Requirement = Single out the lines of the material that contain "Polgári" and copy them.

========

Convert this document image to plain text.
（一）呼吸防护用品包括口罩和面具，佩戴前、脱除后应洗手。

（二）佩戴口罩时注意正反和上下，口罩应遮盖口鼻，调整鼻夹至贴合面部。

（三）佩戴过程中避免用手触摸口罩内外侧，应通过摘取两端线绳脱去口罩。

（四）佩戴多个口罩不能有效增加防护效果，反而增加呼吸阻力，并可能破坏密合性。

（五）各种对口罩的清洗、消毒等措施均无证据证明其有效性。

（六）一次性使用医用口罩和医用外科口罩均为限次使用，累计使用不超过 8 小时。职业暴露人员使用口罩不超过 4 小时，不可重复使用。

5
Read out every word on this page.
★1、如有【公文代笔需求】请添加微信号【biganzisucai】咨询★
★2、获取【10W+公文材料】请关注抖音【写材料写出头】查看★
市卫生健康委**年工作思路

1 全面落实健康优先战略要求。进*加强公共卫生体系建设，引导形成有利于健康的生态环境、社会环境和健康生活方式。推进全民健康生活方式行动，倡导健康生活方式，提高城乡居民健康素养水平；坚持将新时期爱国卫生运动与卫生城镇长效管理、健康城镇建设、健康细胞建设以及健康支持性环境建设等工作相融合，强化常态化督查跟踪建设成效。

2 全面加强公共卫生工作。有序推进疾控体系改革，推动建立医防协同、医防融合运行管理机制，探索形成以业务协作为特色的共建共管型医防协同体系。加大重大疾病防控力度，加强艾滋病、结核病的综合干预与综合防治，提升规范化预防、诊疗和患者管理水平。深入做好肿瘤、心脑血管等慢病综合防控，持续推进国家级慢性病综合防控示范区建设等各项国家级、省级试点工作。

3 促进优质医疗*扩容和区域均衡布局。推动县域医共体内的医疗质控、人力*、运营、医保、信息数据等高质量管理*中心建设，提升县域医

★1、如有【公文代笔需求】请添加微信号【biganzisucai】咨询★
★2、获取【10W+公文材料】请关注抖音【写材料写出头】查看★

========

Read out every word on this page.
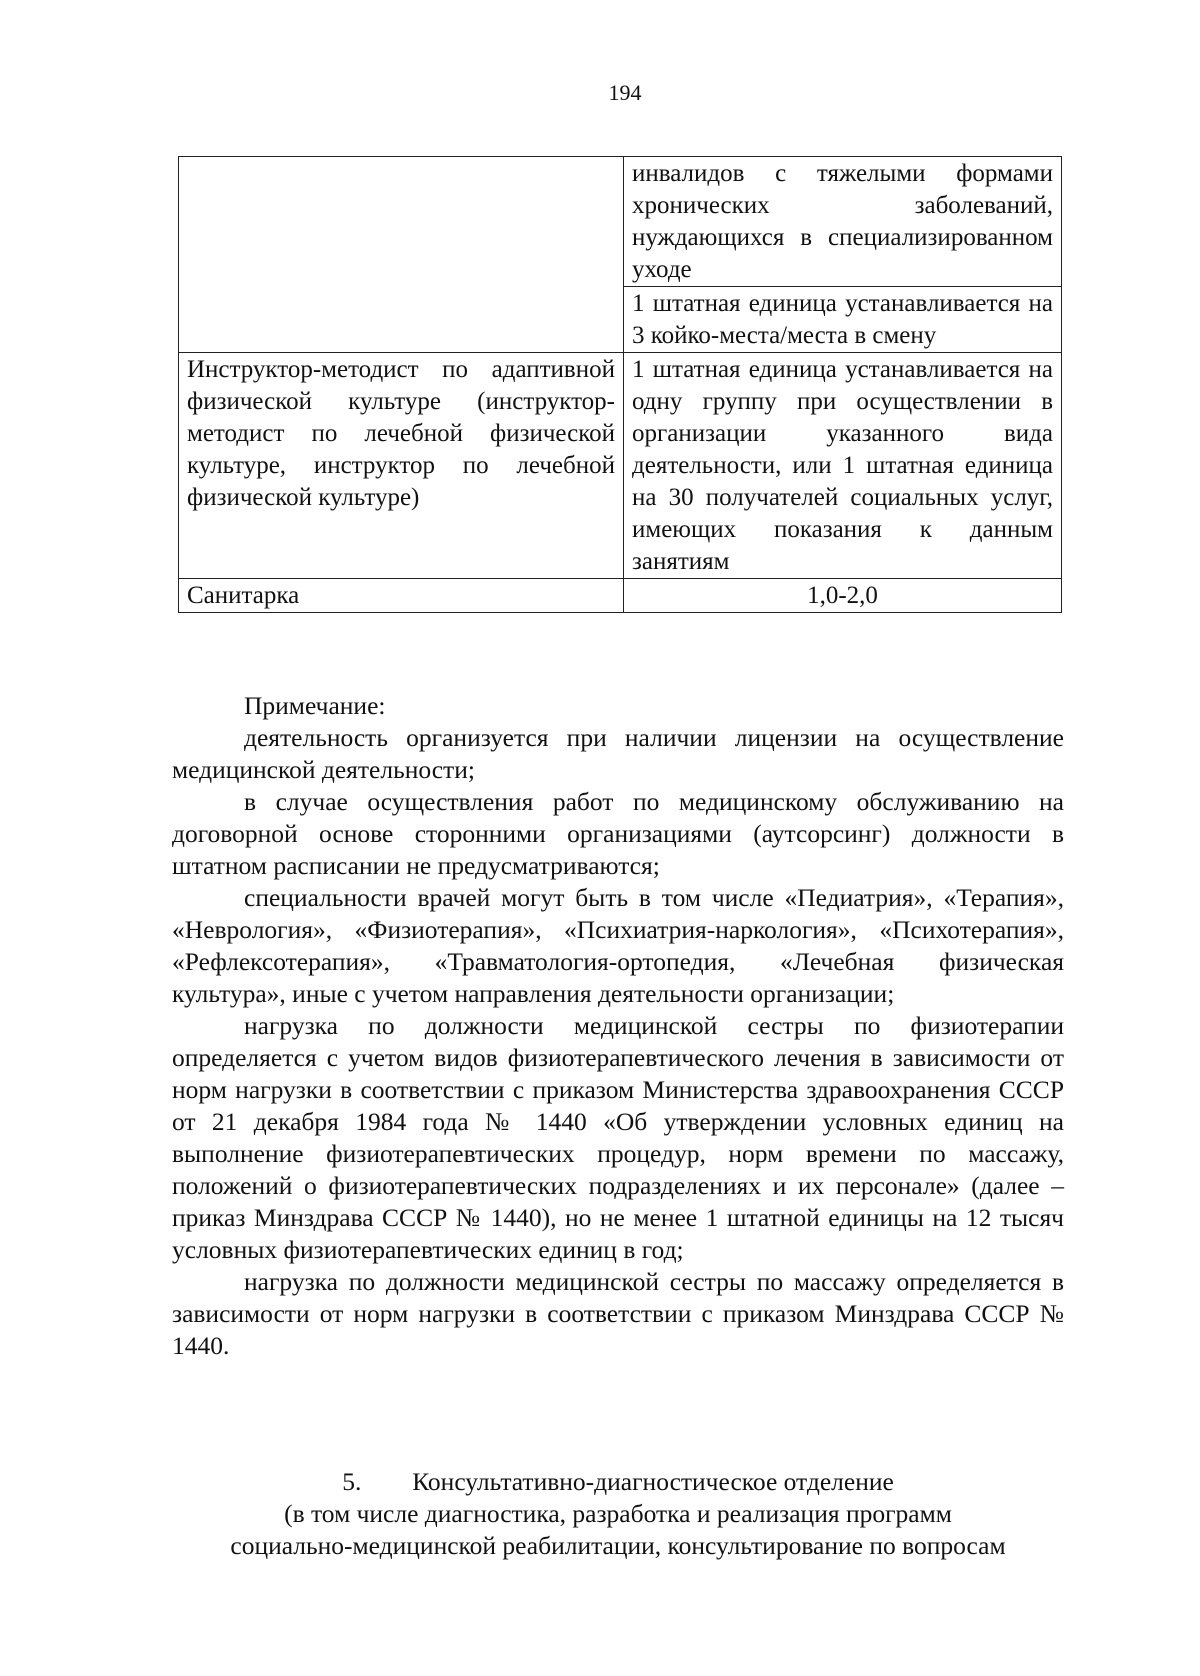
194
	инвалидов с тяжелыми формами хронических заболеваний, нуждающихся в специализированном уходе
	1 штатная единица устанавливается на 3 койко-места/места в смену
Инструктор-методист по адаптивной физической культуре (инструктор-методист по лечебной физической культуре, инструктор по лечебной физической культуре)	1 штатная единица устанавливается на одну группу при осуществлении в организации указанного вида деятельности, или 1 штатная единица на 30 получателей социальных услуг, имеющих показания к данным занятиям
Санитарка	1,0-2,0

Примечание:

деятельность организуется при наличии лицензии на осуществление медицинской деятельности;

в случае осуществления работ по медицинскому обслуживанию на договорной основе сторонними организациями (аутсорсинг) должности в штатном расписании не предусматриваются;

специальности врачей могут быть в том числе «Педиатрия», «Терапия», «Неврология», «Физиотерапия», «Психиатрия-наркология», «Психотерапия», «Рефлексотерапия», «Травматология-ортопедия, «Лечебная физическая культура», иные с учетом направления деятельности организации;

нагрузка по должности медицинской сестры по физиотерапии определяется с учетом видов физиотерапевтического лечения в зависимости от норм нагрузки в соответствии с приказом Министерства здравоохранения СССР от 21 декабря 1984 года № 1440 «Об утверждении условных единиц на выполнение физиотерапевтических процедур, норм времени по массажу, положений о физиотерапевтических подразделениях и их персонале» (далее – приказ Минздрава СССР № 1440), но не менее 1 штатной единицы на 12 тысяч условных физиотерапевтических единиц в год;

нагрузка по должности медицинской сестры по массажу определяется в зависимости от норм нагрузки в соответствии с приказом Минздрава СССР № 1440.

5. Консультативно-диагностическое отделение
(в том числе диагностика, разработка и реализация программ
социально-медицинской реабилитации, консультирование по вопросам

========

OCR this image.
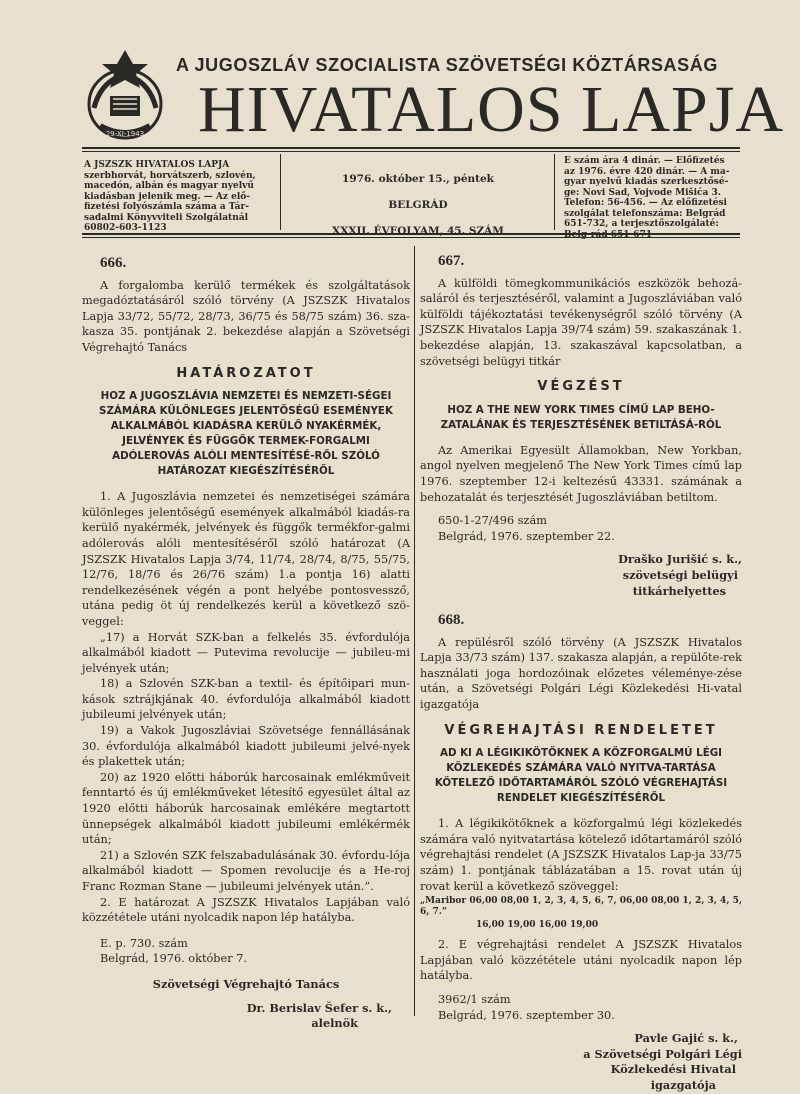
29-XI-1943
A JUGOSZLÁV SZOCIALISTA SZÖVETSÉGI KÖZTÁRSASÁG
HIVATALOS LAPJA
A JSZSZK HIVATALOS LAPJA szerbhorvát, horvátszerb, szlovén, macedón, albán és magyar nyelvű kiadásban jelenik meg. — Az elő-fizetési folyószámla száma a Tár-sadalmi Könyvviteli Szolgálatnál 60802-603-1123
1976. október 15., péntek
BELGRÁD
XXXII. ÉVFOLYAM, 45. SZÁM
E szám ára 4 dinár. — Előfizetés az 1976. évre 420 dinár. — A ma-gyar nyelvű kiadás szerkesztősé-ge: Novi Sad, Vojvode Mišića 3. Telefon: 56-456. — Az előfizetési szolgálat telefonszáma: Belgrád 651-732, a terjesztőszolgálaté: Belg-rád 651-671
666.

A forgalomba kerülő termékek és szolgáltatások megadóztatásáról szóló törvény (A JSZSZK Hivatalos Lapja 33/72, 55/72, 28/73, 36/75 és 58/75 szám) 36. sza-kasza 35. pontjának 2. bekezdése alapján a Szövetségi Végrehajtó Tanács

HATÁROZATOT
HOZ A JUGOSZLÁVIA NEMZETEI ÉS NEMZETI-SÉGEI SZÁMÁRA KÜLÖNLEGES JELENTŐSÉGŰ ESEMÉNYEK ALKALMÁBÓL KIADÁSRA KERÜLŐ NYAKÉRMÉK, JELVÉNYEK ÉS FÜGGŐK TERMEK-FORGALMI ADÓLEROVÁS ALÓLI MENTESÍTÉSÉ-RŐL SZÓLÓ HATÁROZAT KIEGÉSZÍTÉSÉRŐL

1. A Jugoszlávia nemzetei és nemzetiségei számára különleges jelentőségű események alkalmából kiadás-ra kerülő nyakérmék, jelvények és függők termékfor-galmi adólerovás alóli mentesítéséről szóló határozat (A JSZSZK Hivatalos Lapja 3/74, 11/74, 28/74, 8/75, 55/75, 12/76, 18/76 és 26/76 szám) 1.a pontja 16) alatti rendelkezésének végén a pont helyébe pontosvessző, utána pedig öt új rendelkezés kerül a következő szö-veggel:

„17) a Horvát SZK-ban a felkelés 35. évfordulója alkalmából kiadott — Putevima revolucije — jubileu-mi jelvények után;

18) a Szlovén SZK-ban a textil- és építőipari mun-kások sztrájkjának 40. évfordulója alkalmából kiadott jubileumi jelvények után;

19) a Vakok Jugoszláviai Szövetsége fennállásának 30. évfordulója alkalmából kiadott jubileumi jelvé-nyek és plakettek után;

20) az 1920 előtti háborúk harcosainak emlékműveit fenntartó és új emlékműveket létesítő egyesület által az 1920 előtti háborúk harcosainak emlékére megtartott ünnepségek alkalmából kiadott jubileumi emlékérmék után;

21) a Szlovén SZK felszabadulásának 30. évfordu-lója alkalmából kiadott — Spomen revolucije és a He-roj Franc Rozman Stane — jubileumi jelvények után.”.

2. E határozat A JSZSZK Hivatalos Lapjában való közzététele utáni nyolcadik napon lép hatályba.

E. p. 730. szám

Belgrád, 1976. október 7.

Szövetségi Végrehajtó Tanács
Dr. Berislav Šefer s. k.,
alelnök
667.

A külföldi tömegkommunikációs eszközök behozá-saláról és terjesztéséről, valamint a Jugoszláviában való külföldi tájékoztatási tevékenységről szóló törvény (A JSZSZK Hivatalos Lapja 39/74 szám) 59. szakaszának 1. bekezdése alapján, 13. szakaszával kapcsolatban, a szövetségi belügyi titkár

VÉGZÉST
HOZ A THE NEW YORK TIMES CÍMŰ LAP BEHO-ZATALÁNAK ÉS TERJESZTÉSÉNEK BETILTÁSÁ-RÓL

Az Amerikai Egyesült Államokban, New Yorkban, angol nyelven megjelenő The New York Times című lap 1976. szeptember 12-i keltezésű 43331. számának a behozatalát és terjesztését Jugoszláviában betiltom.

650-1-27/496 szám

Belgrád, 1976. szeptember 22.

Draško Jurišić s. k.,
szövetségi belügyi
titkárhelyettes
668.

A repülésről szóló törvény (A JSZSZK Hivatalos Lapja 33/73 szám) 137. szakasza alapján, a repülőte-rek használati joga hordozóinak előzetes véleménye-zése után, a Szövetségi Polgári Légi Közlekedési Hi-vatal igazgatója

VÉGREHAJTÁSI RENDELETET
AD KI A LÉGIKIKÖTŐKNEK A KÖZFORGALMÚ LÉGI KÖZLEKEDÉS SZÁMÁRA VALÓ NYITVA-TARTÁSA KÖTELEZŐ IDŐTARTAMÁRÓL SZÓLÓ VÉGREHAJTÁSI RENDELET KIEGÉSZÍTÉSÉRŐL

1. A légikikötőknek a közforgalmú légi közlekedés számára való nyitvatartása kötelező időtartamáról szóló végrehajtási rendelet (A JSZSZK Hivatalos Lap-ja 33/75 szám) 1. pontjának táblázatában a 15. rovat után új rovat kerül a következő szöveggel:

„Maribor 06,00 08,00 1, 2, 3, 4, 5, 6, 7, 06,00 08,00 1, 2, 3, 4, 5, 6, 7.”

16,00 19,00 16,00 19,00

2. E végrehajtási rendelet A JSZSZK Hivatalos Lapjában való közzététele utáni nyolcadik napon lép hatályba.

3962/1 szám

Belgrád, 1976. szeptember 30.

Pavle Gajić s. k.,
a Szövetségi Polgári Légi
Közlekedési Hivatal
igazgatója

========

Output for this task =
A repülésről szóló törvény (A JSZSZK Hivatalos Lapja 33/73 szám) 137. szakasza alapján, a repülőte-rek használati joga hordozóinak előzetes véleménye-zése után, a Szövetségi Polgári Légi Közlekedési Hi-vatal igazgatója
a Szövetségi Polgári Légi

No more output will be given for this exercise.